[BEGIN Available data]

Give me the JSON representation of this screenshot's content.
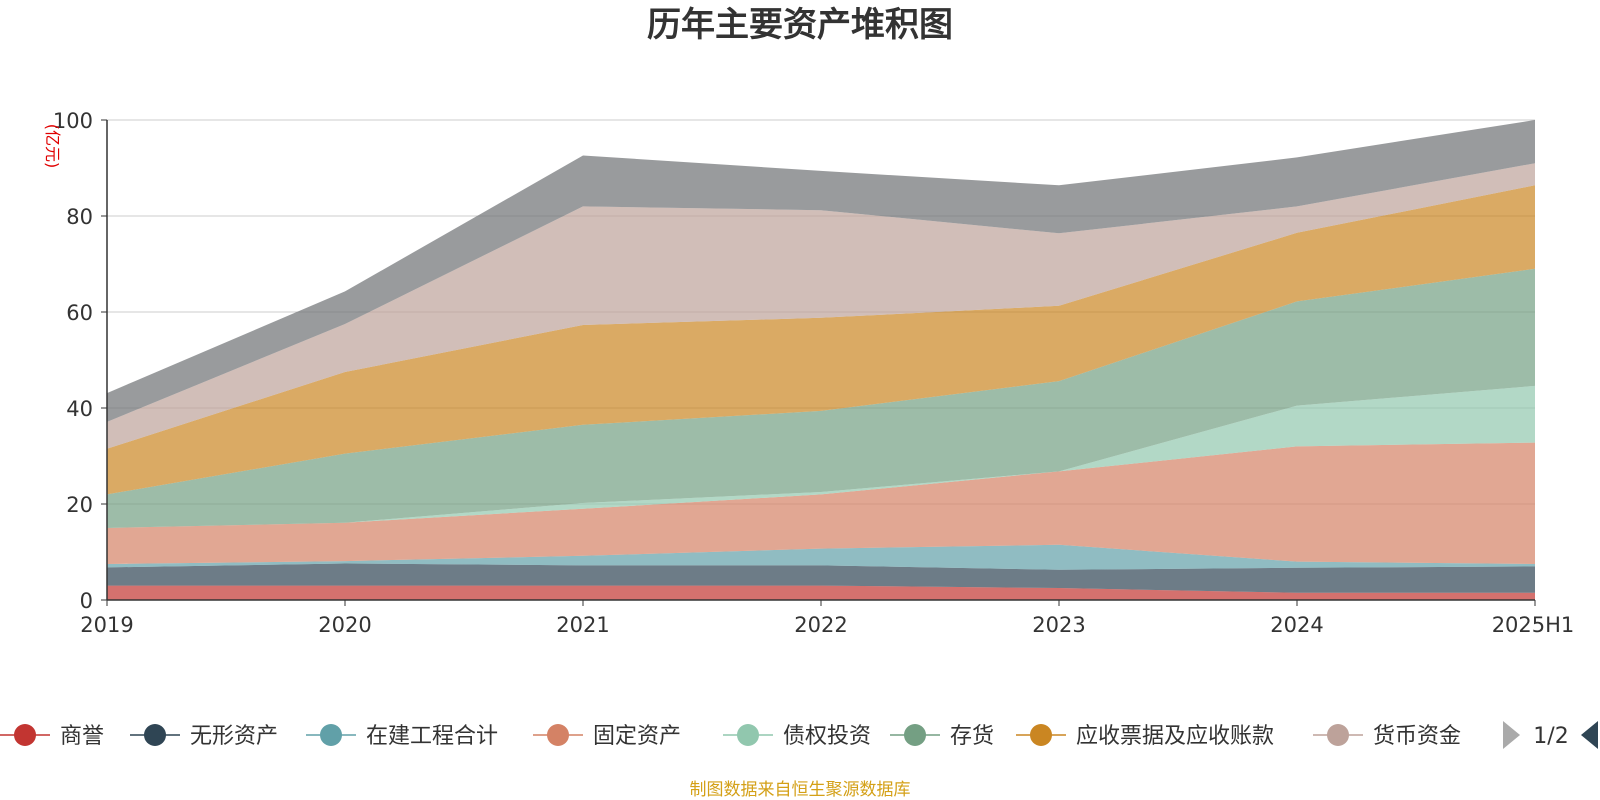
{
  "chart_data": {
    "type": "area",
    "stacked": true,
    "title": "历年主要资产堆积图",
    "unit_label": "(亿元)",
    "x": [
      "2019",
      "2020",
      "2021",
      "2022",
      "2023",
      "2024",
      "2025H1"
    ],
    "ylim": [
      0,
      100
    ],
    "yticks": [
      0,
      20,
      40,
      60,
      80,
      100
    ],
    "grid": true,
    "legend_position": "bottom",
    "series": [
      {
        "name": "商誉",
        "color": "#c23531",
        "values": [
          3.0,
          3.0,
          3.0,
          3.0,
          2.5,
          1.5,
          1.5
        ]
      },
      {
        "name": "无形资产",
        "color": "#2f4554",
        "values": [
          3.8,
          4.6,
          4.2,
          4.2,
          3.8,
          5.2,
          5.5
        ]
      },
      {
        "name": "在建工程合计",
        "color": "#61a0a8",
        "values": [
          0.7,
          0.5,
          2.0,
          3.5,
          5.2,
          1.3,
          0.5
        ]
      },
      {
        "name": "固定资产",
        "color": "#d48265",
        "values": [
          7.5,
          8.0,
          9.8,
          11.3,
          15.3,
          24.0,
          25.3
        ]
      },
      {
        "name": "债权投资",
        "color": "#91c7ae",
        "values": [
          0.0,
          0.0,
          1.2,
          0.5,
          0.0,
          8.5,
          11.8
        ]
      },
      {
        "name": "存货",
        "color": "#749f83",
        "values": [
          7.0,
          14.4,
          16.3,
          16.9,
          18.8,
          21.7,
          24.4
        ]
      },
      {
        "name": "应收票据及应收账款",
        "color": "#ca8622",
        "values": [
          9.5,
          17.0,
          20.8,
          19.4,
          15.7,
          14.3,
          17.4
        ]
      },
      {
        "name": "货币资金",
        "color": "#bda29a",
        "values": [
          5.6,
          10.0,
          24.7,
          22.4,
          15.1,
          5.5,
          4.6
        ]
      },
      {
        "name": "",
        "color": "#6e7074",
        "values": [
          6.0,
          6.8,
          10.6,
          8.2,
          10.0,
          10.2,
          9.0
        ]
      }
    ]
  },
  "legend": {
    "items": [
      "商誉",
      "无形资产",
      "在建工程合计",
      "固定资产",
      "债权投资",
      "存货",
      "应收票据及应收账款",
      "货币资金"
    ],
    "page": "1/2"
  },
  "footer": {
    "source": "制图数据来自恒生聚源数据库",
    "color": "#d4a017"
  }
}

[END Available data]

Stated goal
Copy out the listing exactly as it stands, but not the pictures.

Answer below
Give me the JSON representation of this screenshot's content.
{
  "chart_data": {
    "type": "area",
    "stacked": true,
    "title": "历年主要资产堆积图",
    "unit_label": "(亿元)",
    "x": [
      "2019",
      "2020",
      "2021",
      "2022",
      "2023",
      "2024",
      "2025H1"
    ],
    "ylim": [
      0,
      100
    ],
    "yticks": [
      0,
      20,
      40,
      60,
      80,
      100
    ],
    "grid": true,
    "legend_position": "bottom",
    "series": [
      {
        "name": "商誉",
        "color": "#c23531",
        "values": [
          3.0,
          3.0,
          3.0,
          3.0,
          2.5,
          1.5,
          1.5
        ]
      },
      {
        "name": "无形资产",
        "color": "#2f4554",
        "values": [
          3.8,
          4.6,
          4.2,
          4.2,
          3.8,
          5.2,
          5.5
        ]
      },
      {
        "name": "在建工程合计",
        "color": "#61a0a8",
        "values": [
          0.7,
          0.5,
          2.0,
          3.5,
          5.2,
          1.3,
          0.5
        ]
      },
      {
        "name": "固定资产",
        "color": "#d48265",
        "values": [
          7.5,
          8.0,
          9.8,
          11.3,
          15.3,
          24.0,
          25.3
        ]
      },
      {
        "name": "债权投资",
        "color": "#91c7ae",
        "values": [
          0.0,
          0.0,
          1.2,
          0.5,
          0.0,
          8.5,
          11.8
        ]
      },
      {
        "name": "存货",
        "color": "#749f83",
        "values": [
          7.0,
          14.4,
          16.3,
          16.9,
          18.8,
          21.7,
          24.4
        ]
      },
      {
        "name": "应收票据及应收账款",
        "color": "#ca8622",
        "values": [
          9.5,
          17.0,
          20.8,
          19.4,
          15.7,
          14.3,
          17.4
        ]
      },
      {
        "name": "货币资金",
        "color": "#bda29a",
        "values": [
          5.6,
          10.0,
          24.7,
          22.4,
          15.1,
          5.5,
          4.6
        ]
      },
      {
        "name": "",
        "color": "#6e7074",
        "values": [
          6.0,
          6.8,
          10.6,
          8.2,
          10.0,
          10.2,
          9.0
        ]
      }
    ]
  },
  "legend": {
    "items": [
      "商誉",
      "无形资产",
      "在建工程合计",
      "固定资产",
      "债权投资",
      "存货",
      "应收票据及应收账款",
      "货币资金"
    ],
    "page": "1/2"
  },
  "footer": {
    "source": "制图数据来自恒生聚源数据库",
    "color": "#d4a017"
  }
}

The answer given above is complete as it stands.